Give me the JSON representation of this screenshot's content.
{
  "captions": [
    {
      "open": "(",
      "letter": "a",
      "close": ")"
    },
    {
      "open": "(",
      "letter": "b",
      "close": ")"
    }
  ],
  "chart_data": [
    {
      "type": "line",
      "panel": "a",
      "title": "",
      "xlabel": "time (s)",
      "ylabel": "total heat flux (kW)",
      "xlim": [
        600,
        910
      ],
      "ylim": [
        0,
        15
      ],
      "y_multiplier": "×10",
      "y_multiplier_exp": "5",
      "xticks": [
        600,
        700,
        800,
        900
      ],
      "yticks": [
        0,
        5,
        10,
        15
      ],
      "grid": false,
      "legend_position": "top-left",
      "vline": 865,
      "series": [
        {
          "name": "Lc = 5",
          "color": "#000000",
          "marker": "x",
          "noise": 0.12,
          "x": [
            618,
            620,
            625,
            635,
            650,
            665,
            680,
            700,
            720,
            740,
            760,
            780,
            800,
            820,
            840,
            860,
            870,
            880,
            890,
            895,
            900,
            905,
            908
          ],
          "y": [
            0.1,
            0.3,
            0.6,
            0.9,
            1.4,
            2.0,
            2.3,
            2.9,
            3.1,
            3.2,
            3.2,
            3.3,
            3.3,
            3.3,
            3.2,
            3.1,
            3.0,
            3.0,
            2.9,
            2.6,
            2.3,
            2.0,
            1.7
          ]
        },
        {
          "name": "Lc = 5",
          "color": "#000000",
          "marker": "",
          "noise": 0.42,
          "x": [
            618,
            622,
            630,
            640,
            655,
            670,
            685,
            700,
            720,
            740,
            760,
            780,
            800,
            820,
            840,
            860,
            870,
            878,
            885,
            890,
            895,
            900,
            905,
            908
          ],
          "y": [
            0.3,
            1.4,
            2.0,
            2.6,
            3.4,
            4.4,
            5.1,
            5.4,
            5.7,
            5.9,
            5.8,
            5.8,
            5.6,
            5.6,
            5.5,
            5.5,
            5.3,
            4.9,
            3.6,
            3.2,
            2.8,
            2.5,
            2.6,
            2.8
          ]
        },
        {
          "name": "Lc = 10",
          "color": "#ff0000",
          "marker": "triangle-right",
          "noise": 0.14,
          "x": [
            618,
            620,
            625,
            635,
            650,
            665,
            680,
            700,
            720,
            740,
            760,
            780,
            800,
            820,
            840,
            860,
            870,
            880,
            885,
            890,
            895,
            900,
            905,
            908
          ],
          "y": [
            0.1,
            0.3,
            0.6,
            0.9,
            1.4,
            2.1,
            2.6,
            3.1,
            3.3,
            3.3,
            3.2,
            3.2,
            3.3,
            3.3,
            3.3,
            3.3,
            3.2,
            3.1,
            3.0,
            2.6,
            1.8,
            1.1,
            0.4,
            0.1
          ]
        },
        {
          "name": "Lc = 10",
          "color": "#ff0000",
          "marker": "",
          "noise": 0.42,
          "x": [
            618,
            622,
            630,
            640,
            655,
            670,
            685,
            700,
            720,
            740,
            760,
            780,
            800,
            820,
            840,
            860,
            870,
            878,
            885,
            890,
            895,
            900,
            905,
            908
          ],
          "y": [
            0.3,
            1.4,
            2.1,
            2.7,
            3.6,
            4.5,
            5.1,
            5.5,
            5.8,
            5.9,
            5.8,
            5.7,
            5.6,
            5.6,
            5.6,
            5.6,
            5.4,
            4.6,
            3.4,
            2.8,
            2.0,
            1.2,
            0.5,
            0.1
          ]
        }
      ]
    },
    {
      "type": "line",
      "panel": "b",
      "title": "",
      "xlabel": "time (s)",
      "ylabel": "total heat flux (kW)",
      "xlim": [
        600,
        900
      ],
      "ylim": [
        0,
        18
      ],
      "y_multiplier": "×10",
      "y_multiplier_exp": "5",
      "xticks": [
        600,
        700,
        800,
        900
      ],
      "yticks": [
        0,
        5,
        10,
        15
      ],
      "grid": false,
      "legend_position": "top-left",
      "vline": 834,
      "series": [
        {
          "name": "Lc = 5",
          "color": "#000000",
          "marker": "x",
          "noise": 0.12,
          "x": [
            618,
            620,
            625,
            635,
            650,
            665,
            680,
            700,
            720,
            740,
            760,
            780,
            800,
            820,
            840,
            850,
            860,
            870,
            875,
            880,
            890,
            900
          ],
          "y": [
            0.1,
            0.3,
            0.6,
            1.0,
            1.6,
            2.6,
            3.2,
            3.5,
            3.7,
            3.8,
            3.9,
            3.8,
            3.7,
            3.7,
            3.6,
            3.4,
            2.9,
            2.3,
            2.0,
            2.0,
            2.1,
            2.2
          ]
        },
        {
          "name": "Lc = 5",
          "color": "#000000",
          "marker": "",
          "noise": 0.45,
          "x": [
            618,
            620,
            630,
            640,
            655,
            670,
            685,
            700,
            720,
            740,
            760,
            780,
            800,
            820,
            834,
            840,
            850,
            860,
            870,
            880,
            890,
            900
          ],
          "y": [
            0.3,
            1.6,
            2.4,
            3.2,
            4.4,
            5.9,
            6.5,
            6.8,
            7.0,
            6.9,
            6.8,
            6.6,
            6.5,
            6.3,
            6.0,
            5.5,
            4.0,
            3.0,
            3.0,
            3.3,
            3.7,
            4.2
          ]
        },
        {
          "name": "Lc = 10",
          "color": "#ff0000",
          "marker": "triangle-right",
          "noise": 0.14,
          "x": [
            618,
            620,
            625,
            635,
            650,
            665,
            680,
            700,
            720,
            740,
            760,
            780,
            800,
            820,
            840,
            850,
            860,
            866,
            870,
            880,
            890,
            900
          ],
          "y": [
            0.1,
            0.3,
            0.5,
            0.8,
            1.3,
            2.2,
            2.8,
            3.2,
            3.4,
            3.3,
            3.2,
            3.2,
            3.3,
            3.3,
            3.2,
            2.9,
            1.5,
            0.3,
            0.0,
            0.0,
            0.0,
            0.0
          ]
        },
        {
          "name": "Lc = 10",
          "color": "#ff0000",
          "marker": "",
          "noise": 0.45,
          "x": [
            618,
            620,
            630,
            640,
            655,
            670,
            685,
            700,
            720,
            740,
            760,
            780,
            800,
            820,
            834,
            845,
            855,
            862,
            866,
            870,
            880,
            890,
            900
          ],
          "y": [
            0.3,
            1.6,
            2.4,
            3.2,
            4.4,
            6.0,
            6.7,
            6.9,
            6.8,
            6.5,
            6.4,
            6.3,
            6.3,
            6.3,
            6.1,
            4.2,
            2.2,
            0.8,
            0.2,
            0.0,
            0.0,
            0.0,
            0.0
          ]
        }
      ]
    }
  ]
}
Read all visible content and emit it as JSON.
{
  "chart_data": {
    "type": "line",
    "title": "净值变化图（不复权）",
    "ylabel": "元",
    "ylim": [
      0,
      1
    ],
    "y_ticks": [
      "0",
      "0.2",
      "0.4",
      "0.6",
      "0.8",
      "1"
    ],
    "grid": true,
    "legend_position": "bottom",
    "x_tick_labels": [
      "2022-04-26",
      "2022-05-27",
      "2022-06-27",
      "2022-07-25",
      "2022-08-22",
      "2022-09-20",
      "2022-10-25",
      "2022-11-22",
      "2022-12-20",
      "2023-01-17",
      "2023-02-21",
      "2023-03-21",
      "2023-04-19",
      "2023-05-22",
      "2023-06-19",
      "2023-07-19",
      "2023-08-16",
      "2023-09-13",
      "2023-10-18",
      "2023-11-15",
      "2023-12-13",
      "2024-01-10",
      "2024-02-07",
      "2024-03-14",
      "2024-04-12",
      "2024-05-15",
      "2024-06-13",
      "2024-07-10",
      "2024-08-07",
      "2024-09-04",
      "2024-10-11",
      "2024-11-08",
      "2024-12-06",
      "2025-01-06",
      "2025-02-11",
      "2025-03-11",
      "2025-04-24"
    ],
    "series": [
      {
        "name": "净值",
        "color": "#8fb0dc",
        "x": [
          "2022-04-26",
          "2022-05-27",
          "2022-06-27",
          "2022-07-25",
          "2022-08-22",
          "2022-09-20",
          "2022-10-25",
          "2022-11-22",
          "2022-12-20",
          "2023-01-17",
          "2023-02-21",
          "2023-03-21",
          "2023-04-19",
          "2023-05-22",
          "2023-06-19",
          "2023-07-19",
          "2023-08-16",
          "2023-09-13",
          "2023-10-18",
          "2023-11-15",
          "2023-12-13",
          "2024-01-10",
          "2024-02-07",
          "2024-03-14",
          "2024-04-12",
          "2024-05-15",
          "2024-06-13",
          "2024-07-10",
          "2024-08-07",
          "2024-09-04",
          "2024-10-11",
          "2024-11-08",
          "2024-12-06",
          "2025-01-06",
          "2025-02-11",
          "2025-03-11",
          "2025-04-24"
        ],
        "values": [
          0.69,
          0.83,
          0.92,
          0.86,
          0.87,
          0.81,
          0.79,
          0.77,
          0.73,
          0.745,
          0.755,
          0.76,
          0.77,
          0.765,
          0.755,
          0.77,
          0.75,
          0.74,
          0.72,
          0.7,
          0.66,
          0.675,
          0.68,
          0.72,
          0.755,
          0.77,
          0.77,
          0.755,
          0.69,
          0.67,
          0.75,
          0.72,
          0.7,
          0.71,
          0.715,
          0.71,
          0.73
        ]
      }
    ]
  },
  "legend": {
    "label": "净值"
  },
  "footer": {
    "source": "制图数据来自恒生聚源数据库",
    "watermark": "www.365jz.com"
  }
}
= = = = = = =
Task statement. Look through the records and gather each line with the word "content".

Output of the exercise.
Give me the JSON representation of this screenshot's content.
Read all visible content and emit it as JSON.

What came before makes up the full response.